>> Start Recorded data

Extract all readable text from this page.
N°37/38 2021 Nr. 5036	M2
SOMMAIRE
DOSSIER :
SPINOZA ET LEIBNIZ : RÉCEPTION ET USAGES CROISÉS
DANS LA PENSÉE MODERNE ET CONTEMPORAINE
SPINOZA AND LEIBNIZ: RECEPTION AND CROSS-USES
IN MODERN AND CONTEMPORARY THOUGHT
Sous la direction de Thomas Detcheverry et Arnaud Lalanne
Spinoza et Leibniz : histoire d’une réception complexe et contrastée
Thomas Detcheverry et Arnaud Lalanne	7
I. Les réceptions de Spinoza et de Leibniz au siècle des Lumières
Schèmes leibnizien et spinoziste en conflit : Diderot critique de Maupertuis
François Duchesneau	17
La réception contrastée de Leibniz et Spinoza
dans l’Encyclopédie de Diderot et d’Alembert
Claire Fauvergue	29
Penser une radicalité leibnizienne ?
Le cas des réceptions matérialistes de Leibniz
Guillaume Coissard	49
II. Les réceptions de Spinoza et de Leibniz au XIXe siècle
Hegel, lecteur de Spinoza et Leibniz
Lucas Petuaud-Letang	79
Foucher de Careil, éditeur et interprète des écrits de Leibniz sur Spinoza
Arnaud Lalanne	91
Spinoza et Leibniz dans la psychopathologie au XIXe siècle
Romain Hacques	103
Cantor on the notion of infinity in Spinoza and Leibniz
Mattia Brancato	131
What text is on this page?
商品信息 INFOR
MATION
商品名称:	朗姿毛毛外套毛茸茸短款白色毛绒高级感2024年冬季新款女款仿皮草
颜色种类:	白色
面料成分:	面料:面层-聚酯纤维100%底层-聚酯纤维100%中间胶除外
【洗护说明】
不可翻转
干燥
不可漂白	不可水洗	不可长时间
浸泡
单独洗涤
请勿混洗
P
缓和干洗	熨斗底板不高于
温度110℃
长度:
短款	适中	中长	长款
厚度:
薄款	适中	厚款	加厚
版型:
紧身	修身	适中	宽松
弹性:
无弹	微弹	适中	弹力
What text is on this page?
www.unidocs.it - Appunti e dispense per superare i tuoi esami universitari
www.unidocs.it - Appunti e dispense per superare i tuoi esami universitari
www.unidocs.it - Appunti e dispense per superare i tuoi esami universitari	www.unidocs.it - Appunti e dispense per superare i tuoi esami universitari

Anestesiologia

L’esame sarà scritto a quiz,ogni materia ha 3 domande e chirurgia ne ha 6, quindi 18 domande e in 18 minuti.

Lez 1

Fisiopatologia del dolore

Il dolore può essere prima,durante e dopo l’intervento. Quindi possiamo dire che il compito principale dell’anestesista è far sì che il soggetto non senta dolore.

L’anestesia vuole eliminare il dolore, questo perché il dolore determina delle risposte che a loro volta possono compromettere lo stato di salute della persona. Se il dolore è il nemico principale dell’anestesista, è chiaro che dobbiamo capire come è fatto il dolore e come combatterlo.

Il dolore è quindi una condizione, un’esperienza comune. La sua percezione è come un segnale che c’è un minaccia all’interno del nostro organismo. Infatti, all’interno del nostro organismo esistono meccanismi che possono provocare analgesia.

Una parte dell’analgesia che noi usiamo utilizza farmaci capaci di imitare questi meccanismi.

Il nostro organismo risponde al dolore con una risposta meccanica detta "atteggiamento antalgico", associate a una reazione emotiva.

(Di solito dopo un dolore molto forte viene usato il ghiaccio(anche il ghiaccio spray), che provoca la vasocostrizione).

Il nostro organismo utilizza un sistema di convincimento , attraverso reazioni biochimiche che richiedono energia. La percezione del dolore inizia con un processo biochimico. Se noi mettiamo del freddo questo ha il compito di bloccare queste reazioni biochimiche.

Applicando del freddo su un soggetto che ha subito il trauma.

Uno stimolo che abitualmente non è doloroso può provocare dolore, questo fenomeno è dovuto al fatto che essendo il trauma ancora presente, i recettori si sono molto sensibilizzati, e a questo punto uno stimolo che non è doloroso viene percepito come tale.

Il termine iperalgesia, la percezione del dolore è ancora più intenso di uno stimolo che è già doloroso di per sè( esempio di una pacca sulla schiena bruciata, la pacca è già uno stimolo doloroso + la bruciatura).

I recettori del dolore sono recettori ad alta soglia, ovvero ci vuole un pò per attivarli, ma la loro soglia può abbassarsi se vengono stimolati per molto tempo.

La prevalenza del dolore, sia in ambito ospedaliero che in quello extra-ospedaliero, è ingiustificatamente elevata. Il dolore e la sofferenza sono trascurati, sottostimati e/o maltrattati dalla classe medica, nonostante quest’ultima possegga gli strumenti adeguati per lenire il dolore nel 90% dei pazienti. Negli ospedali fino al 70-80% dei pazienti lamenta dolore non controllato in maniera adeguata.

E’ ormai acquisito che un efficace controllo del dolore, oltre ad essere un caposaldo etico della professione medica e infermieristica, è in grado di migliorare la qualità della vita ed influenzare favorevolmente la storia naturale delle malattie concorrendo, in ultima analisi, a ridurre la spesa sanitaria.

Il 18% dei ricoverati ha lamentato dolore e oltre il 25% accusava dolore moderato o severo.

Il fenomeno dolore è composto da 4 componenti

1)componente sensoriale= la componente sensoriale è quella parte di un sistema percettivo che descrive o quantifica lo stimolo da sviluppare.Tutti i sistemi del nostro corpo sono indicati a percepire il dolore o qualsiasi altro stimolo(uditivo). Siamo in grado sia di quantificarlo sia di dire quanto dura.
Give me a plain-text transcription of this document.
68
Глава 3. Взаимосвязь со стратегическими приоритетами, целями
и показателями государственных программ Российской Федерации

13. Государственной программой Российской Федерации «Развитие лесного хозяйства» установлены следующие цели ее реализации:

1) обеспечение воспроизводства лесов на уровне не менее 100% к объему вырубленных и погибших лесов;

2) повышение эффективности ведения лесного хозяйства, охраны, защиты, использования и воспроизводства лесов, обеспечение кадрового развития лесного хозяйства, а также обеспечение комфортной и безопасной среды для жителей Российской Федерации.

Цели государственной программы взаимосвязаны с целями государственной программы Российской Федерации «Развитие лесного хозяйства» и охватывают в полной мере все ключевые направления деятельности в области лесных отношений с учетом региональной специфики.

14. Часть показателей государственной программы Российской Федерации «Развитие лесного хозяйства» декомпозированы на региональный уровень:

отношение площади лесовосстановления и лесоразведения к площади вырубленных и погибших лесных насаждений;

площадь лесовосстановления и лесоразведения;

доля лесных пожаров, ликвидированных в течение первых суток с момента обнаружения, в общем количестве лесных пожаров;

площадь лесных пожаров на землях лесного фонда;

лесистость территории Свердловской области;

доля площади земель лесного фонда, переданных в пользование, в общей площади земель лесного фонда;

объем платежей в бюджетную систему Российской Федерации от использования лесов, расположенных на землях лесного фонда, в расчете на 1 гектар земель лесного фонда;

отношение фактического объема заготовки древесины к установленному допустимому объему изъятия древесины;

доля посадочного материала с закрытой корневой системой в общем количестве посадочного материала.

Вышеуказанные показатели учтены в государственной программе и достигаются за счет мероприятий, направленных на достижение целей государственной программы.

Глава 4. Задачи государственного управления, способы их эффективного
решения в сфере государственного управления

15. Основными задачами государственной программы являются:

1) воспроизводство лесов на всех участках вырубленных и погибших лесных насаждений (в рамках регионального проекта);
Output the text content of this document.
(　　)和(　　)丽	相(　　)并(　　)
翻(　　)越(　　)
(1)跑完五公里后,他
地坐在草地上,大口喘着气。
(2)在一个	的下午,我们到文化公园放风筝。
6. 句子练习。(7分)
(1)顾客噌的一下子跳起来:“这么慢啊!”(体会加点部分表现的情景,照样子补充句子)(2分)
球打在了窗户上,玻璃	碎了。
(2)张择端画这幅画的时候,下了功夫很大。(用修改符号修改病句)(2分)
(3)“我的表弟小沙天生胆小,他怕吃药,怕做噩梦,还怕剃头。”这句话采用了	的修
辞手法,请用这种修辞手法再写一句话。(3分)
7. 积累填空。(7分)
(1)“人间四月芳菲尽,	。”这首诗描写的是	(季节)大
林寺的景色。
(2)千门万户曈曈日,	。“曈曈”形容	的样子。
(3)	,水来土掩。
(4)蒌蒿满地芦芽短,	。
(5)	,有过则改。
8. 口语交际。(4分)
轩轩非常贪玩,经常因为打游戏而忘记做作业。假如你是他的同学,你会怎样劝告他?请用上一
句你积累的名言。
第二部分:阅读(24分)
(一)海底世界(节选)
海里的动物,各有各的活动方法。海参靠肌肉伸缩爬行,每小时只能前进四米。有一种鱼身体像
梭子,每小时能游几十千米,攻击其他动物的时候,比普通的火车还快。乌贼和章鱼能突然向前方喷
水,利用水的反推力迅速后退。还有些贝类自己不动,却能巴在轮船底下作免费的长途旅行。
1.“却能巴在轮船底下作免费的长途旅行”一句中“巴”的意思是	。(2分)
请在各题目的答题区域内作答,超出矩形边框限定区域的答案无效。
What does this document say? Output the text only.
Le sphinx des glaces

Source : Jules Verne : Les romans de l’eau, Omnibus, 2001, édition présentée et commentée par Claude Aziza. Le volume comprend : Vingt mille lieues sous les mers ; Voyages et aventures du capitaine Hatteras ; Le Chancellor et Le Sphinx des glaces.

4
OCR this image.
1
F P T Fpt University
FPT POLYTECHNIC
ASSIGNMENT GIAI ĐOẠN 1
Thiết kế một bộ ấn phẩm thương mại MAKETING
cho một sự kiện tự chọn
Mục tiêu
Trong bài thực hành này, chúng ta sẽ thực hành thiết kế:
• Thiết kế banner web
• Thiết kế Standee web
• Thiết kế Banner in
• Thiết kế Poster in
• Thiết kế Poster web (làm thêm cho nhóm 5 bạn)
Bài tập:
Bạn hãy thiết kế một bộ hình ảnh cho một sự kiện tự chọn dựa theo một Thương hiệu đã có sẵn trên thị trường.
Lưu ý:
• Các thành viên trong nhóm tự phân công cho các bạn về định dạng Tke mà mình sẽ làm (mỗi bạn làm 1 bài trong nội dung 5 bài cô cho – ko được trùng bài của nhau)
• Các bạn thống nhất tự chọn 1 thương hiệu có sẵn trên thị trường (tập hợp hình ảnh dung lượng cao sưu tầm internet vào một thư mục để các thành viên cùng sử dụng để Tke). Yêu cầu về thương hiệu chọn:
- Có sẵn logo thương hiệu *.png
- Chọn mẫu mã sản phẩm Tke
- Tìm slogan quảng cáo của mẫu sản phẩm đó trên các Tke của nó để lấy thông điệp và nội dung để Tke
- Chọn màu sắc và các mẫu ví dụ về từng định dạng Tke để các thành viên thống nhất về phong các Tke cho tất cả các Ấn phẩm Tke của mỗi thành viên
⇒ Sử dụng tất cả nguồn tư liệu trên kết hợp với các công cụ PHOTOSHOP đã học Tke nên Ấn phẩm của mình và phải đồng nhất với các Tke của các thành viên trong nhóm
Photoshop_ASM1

>> End Recorded data

What is needed -
Your answer should be only a number: how many lines of the data above contain the string "общем"?

Expected output -
2